ROWS:
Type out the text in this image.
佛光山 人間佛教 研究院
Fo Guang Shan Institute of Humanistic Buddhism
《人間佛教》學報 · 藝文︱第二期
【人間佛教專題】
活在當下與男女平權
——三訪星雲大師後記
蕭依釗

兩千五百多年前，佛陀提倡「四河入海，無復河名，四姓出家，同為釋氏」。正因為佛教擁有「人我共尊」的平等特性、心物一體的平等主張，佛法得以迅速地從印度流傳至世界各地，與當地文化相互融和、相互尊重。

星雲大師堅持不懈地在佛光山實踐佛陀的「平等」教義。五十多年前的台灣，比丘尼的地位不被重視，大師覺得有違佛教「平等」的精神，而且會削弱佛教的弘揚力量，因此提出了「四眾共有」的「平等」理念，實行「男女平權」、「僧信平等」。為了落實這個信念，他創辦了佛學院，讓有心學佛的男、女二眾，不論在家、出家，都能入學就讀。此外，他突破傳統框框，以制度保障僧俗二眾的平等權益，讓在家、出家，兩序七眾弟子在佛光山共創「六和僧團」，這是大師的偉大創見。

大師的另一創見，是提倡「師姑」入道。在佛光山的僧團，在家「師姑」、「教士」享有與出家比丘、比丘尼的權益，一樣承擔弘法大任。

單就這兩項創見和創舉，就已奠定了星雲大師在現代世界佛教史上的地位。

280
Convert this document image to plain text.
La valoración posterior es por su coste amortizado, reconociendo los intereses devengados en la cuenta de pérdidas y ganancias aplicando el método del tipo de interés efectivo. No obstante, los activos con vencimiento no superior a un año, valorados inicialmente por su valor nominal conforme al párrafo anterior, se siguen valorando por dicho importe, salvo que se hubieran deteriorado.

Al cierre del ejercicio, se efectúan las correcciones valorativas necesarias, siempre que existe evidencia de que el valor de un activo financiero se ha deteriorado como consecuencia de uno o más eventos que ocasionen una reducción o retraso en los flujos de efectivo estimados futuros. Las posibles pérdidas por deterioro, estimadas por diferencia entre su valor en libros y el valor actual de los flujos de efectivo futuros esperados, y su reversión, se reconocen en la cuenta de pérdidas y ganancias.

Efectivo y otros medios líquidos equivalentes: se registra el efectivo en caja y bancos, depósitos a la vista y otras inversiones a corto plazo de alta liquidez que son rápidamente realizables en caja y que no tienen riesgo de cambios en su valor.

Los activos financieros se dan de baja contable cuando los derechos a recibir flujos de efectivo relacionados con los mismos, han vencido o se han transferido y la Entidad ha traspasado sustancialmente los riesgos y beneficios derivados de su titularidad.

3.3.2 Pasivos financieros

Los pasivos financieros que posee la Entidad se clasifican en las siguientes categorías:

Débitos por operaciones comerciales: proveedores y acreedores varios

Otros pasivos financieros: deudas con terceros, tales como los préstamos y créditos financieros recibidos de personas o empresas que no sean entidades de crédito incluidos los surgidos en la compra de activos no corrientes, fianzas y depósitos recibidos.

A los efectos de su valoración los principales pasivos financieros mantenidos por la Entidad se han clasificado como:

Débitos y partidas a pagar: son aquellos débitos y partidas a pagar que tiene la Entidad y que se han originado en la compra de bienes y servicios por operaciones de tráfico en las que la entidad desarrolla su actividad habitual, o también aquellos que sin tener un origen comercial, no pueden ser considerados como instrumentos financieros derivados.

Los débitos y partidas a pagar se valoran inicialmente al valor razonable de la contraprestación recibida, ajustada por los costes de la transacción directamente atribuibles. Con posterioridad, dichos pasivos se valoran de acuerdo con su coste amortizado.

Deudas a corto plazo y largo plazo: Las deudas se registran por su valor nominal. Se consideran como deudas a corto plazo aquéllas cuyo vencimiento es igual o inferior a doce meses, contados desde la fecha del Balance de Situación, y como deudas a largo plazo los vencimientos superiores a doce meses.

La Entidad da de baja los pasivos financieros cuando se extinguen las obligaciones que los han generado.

EXERCISE OBJECTIVE: Pull out every line of the entries that includes the word "cuando".

TASK OUTPUT:
Los activos financieros se dan de baja contable cuando los derechos a recibir flujos de efectivo relacionados con los mismos, han vencido o se han transferido y la Entidad ha traspasado sustancialmente los riesgos y beneficios derivados de su titularidad.
La Entidad da de baja los pasivos financieros cuando se extinguen las obligaciones que los han generado.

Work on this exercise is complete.